### Written instruction
Select the lines of the records containing the word "dipohon" and list them.
════════
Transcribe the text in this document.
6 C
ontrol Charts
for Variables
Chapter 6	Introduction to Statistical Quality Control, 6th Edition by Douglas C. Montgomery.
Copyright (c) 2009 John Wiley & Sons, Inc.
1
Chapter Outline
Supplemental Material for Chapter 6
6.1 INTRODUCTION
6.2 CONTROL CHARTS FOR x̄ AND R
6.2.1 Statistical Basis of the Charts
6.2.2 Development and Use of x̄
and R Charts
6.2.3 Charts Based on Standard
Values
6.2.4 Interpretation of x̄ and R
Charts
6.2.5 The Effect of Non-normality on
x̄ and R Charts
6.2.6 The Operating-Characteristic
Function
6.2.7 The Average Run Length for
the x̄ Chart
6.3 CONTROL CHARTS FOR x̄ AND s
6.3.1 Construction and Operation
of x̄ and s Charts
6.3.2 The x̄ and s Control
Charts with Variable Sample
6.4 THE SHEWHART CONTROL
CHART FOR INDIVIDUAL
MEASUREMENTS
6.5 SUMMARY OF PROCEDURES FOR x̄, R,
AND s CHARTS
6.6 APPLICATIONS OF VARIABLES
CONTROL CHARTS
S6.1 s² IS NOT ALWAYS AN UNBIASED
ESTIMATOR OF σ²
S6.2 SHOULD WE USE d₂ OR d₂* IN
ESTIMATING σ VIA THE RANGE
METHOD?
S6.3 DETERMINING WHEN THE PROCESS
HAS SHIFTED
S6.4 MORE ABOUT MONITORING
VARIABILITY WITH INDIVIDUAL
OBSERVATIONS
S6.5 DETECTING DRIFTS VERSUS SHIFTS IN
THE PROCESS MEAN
════════
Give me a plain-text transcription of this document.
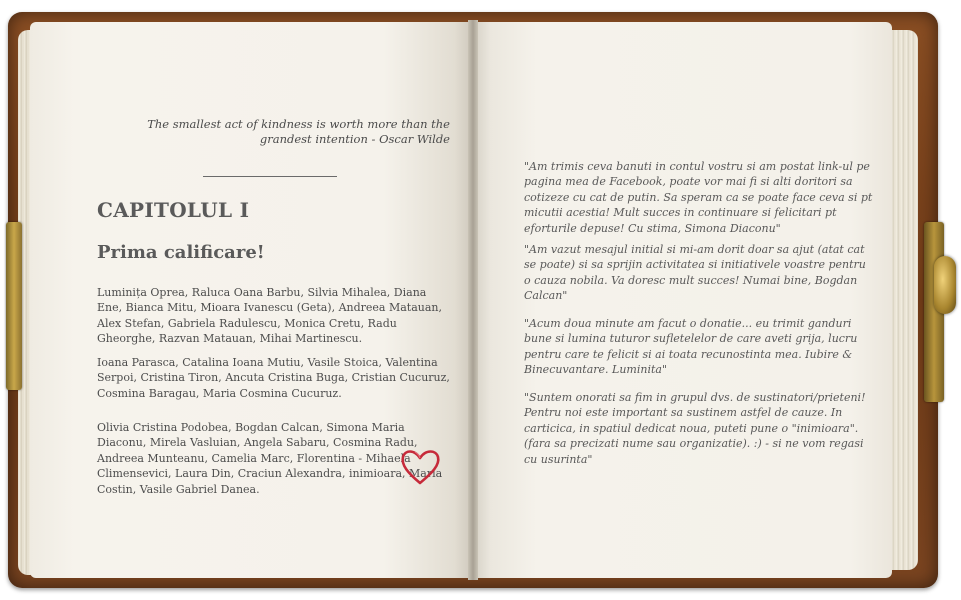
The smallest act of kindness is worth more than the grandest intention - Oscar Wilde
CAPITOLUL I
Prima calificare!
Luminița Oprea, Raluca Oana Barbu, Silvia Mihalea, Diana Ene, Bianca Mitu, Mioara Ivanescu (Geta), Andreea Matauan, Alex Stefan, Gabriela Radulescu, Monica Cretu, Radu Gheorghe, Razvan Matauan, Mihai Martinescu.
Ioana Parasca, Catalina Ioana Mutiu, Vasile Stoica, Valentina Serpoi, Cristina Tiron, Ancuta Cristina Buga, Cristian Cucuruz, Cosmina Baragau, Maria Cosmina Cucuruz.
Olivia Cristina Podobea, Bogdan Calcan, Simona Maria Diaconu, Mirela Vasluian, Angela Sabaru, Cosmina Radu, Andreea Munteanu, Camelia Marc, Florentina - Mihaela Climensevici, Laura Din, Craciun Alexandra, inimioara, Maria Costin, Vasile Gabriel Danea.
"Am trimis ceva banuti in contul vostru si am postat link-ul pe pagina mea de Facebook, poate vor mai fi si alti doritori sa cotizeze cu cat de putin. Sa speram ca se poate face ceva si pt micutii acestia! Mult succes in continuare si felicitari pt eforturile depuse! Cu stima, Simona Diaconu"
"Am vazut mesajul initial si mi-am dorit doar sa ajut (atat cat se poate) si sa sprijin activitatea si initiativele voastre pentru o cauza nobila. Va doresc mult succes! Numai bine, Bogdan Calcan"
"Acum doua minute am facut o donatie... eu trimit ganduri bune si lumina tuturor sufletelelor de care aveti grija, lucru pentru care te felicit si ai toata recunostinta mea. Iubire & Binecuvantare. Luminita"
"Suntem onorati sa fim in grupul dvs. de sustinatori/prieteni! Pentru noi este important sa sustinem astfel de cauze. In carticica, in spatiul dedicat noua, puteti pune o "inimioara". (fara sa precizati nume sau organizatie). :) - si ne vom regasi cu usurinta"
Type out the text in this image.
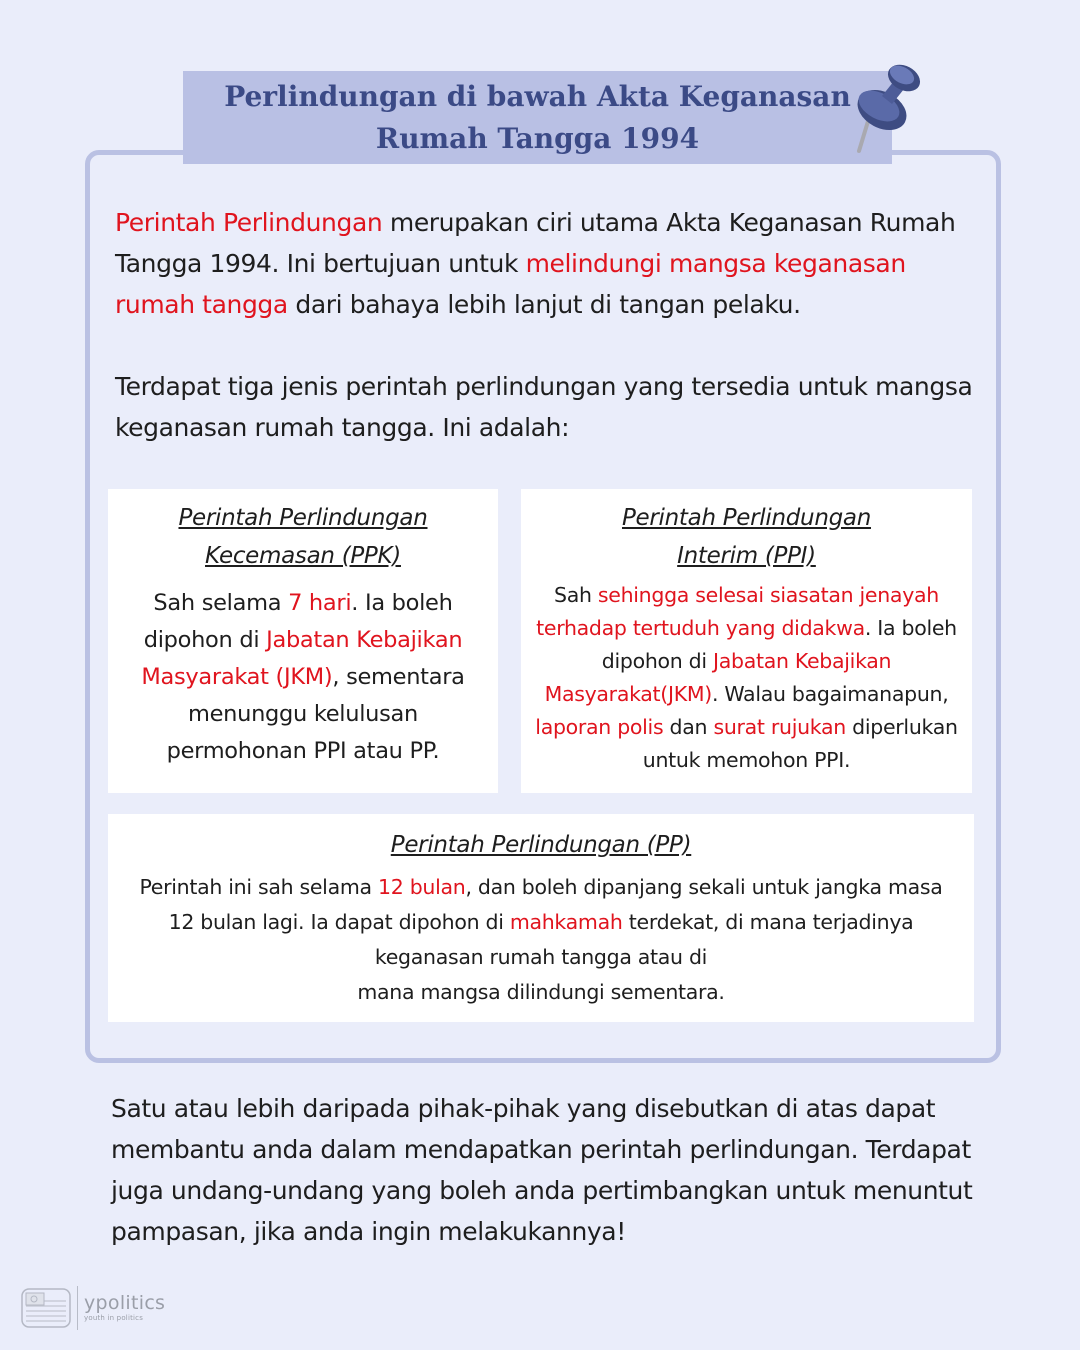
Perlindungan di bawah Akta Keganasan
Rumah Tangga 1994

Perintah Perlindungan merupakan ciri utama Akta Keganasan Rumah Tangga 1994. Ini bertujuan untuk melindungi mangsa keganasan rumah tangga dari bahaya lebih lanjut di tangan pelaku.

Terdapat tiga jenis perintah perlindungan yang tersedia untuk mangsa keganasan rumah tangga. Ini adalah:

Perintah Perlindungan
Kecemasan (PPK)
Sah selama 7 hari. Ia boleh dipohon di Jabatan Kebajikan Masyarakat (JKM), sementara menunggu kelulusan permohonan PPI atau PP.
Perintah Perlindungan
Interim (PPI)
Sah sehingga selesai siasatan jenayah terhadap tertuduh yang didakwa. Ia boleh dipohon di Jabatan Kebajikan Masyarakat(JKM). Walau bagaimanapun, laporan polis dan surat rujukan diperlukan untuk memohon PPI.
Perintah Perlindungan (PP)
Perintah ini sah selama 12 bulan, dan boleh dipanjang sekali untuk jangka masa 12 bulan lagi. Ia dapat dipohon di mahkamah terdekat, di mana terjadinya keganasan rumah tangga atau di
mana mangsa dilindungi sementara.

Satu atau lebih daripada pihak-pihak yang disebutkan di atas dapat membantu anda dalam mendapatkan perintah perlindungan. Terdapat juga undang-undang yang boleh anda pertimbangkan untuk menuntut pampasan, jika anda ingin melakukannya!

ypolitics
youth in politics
════════
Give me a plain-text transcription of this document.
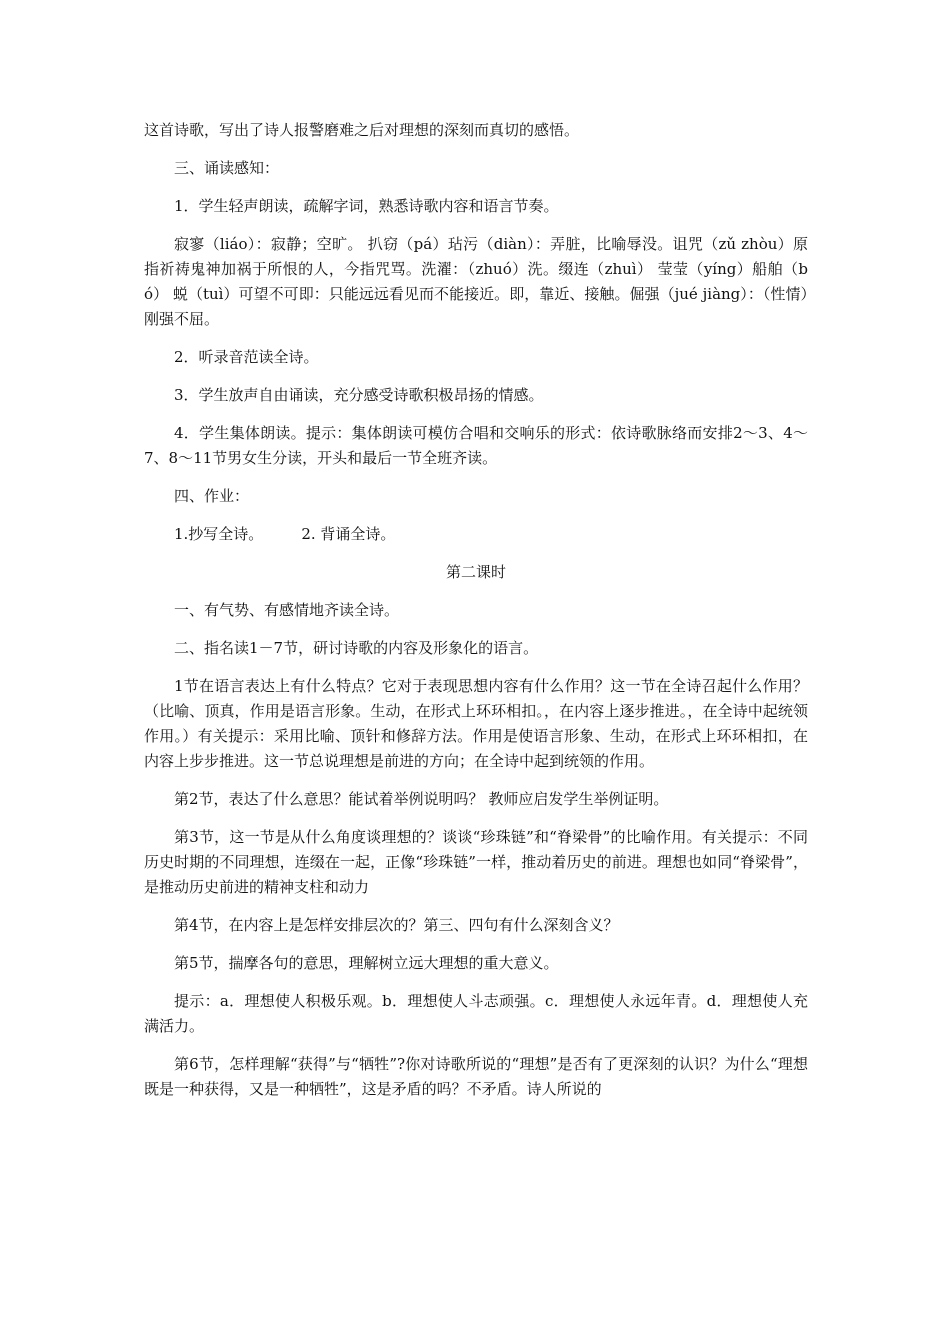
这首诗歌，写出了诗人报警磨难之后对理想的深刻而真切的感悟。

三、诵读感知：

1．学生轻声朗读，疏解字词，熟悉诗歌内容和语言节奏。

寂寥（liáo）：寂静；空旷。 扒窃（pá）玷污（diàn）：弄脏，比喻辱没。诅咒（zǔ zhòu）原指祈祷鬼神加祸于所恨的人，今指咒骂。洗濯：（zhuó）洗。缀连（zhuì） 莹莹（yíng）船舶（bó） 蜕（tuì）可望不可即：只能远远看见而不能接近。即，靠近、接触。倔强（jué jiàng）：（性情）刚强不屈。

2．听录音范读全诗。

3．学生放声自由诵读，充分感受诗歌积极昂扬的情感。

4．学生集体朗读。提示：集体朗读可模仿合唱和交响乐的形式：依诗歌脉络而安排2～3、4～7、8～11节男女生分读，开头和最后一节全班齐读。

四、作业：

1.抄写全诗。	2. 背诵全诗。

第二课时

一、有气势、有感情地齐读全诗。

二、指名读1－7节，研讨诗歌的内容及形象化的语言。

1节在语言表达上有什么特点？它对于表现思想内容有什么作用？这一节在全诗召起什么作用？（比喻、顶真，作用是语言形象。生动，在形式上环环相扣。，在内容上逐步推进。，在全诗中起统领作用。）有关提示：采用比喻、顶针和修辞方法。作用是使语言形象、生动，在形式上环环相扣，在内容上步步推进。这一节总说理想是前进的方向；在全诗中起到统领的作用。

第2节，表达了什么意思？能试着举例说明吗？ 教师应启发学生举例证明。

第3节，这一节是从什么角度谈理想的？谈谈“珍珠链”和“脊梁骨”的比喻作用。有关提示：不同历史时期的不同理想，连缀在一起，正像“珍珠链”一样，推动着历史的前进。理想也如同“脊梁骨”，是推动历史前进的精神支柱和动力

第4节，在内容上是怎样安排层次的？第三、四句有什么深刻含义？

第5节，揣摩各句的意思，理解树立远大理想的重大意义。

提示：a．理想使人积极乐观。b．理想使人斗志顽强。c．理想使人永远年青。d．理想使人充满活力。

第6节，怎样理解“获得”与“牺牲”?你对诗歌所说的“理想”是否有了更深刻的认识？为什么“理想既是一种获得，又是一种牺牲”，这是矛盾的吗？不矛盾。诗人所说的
════════
### Answer to the task
Sah selama 7 hari. Ia boleh dipohon di Jabatan Kebajikan Masyarakat (JKM), sementara menunggu kelulusan permohonan PPI atau PP.
Sah sehingga selesai siasatan jenayah terhadap tertuduh yang didakwa. Ia boleh dipohon di Jabatan Kebajikan Masyarakat(JKM). Walau bagaimanapun, laporan polis dan surat rujukan diperlukan untuk memohon PPI.
Perintah ini sah selama 12 bulan, dan boleh dipanjang sekali untuk jangka masa 12 bulan lagi. Ia dapat dipohon di mahkamah terdekat, di mana terjadinya keganasan rumah tangga atau di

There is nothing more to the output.